WORK INSTRUCTIONS: Return all the data, word for word.
#### DATA SHOWN
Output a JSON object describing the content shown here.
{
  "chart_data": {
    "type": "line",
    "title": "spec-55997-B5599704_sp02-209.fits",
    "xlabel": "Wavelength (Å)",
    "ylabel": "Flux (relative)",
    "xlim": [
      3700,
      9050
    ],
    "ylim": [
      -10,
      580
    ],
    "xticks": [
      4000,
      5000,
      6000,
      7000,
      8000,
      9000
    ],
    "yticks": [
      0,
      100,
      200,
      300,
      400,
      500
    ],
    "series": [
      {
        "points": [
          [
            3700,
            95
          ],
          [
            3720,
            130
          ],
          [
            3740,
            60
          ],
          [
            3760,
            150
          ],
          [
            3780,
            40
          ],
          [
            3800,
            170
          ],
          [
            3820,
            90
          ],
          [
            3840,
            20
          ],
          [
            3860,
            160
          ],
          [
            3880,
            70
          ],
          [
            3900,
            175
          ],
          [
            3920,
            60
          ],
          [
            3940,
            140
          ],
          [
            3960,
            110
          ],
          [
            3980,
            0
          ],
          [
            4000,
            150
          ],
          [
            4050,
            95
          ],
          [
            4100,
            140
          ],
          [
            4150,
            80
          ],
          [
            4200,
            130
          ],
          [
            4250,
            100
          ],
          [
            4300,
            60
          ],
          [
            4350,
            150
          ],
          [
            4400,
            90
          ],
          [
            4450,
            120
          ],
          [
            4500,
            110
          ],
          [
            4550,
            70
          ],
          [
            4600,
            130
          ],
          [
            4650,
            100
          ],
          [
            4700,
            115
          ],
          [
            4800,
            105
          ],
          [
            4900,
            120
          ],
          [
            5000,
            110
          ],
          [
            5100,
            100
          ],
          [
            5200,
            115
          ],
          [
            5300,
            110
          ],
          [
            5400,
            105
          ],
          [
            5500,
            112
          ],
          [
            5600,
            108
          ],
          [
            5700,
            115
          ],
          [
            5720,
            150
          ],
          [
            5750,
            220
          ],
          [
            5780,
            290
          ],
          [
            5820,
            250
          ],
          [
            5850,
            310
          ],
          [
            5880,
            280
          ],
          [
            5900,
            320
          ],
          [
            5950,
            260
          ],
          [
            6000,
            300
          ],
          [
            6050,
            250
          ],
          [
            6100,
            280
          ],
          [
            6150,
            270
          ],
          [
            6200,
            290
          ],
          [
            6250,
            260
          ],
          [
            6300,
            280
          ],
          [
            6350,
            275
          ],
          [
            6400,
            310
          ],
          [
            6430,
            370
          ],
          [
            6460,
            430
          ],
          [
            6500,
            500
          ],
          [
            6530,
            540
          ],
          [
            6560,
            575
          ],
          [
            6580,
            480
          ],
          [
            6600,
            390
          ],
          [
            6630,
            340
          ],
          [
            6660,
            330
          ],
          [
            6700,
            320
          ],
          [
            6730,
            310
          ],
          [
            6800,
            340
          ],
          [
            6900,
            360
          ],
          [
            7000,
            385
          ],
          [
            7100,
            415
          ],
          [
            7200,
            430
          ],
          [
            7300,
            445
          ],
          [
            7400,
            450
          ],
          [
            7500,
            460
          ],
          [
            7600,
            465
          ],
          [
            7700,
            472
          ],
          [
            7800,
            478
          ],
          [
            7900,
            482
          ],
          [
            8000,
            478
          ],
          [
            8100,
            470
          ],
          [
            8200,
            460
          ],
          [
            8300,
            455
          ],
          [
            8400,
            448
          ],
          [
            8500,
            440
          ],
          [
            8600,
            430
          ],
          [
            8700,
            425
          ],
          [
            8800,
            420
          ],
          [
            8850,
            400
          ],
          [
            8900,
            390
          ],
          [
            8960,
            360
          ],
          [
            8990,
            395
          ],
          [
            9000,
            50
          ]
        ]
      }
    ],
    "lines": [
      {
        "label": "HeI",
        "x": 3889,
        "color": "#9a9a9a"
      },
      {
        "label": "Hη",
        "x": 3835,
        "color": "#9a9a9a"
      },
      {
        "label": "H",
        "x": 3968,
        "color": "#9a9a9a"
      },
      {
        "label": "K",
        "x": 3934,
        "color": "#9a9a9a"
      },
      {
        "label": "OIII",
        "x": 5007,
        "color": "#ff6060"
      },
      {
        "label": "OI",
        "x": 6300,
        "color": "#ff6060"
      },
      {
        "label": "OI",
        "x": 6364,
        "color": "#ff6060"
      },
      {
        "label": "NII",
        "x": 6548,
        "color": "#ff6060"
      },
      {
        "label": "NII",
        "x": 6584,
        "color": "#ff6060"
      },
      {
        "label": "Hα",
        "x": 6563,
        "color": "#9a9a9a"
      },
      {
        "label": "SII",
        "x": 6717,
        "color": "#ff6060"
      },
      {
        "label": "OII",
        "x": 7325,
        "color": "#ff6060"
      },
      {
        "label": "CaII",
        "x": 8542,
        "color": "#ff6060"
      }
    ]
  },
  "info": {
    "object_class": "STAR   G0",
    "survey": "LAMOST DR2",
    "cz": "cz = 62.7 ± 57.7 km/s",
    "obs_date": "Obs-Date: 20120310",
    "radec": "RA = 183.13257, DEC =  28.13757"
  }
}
########
CORRECT ANSWER:
Output a JSON object describing the content shown here.
{
  "chart_data": {
    "type": "line",
    "title": "spec-55997-B5599704_sp02-209.fits",
    "xlabel": "Wavelength (Å)",
    "ylabel": "Flux (relative)",
    "xlim": [
      3700,
      9050
    ],
    "ylim": [
      -10,
      580
    ],
    "xticks": [
      4000,
      5000,
      6000,
      7000,
      8000,
      9000
    ],
    "yticks": [
      0,
      100,
      200,
      300,
      400,
      500
    ],
    "series": [
      {
        "points": [
          [
            3700,
            95
          ],
          [
            3720,
            130
          ],
          [
            3740,
            60
          ],
          [
            3760,
            150
          ],
          [
            3780,
            40
          ],
          [
            3800,
            170
          ],
          [
            3820,
            90
          ],
          [
            3840,
            20
          ],
          [
            3860,
            160
          ],
          [
            3880,
            70
          ],
          [
            3900,
            175
          ],
          [
            3920,
            60
          ],
          [
            3940,
            140
          ],
          [
            3960,
            110
          ],
          [
            3980,
            0
          ],
          [
            4000,
            150
          ],
          [
            4050,
            95
          ],
          [
            4100,
            140
          ],
          [
            4150,
            80
          ],
          [
            4200,
            130
          ],
          [
            4250,
            100
          ],
          [
            4300,
            60
          ],
          [
            4350,
            150
          ],
          [
            4400,
            90
          ],
          [
            4450,
            120
          ],
          [
            4500,
            110
          ],
          [
            4550,
            70
          ],
          [
            4600,
            130
          ],
          [
            4650,
            100
          ],
          [
            4700,
            115
          ],
          [
            4800,
            105
          ],
          [
            4900,
            120
          ],
          [
            5000,
            110
          ],
          [
            5100,
            100
          ],
          [
            5200,
            115
          ],
          [
            5300,
            110
          ],
          [
            5400,
            105
          ],
          [
            5500,
            112
          ],
          [
            5600,
            108
          ],
          [
            5700,
            115
          ],
          [
            5720,
            150
          ],
          [
            5750,
            220
          ],
          [
            5780,
            290
          ],
          [
            5820,
            250
          ],
          [
            5850,
            310
          ],
          [
            5880,
            280
          ],
          [
            5900,
            320
          ],
          [
            5950,
            260
          ],
          [
            6000,
            300
          ],
          [
            6050,
            250
          ],
          [
            6100,
            280
          ],
          [
            6150,
            270
          ],
          [
            6200,
            290
          ],
          [
            6250,
            260
          ],
          [
            6300,
            280
          ],
          [
            6350,
            275
          ],
          [
            6400,
            310
          ],
          [
            6430,
            370
          ],
          [
            6460,
            430
          ],
          [
            6500,
            500
          ],
          [
            6530,
            540
          ],
          [
            6560,
            575
          ],
          [
            6580,
            480
          ],
          [
            6600,
            390
          ],
          [
            6630,
            340
          ],
          [
            6660,
            330
          ],
          [
            6700,
            320
          ],
          [
            6730,
            310
          ],
          [
            6800,
            340
          ],
          [
            6900,
            360
          ],
          [
            7000,
            385
          ],
          [
            7100,
            415
          ],
          [
            7200,
            430
          ],
          [
            7300,
            445
          ],
          [
            7400,
            450
          ],
          [
            7500,
            460
          ],
          [
            7600,
            465
          ],
          [
            7700,
            472
          ],
          [
            7800,
            478
          ],
          [
            7900,
            482
          ],
          [
            8000,
            478
          ],
          [
            8100,
            470
          ],
          [
            8200,
            460
          ],
          [
            8300,
            455
          ],
          [
            8400,
            448
          ],
          [
            8500,
            440
          ],
          [
            8600,
            430
          ],
          [
            8700,
            425
          ],
          [
            8800,
            420
          ],
          [
            8850,
            400
          ],
          [
            8900,
            390
          ],
          [
            8960,
            360
          ],
          [
            8990,
            395
          ],
          [
            9000,
            50
          ]
        ]
      }
    ],
    "lines": [
      {
        "label": "HeI",
        "x": 3889,
        "color": "#9a9a9a"
      },
      {
        "label": "Hη",
        "x": 3835,
        "color": "#9a9a9a"
      },
      {
        "label": "H",
        "x": 3968,
        "color": "#9a9a9a"
      },
      {
        "label": "K",
        "x": 3934,
        "color": "#9a9a9a"
      },
      {
        "label": "OIII",
        "x": 5007,
        "color": "#ff6060"
      },
      {
        "label": "OI",
        "x": 6300,
        "color": "#ff6060"
      },
      {
        "label": "OI",
        "x": 6364,
        "color": "#ff6060"
      },
      {
        "label": "NII",
        "x": 6548,
        "color": "#ff6060"
      },
      {
        "label": "NII",
        "x": 6584,
        "color": "#ff6060"
      },
      {
        "label": "Hα",
        "x": 6563,
        "color": "#9a9a9a"
      },
      {
        "label": "SII",
        "x": 6717,
        "color": "#ff6060"
      },
      {
        "label": "OII",
        "x": 7325,
        "color": "#ff6060"
      },
      {
        "label": "CaII",
        "x": 8542,
        "color": "#ff6060"
      }
    ]
  },
  "info": {
    "object_class": "STAR   G0",
    "survey": "LAMOST DR2",
    "cz": "cz = 62.7 ± 57.7 km/s",
    "obs_date": "Obs-Date: 20120310",
    "radec": "RA = 183.13257, DEC =  28.13757"
  }
}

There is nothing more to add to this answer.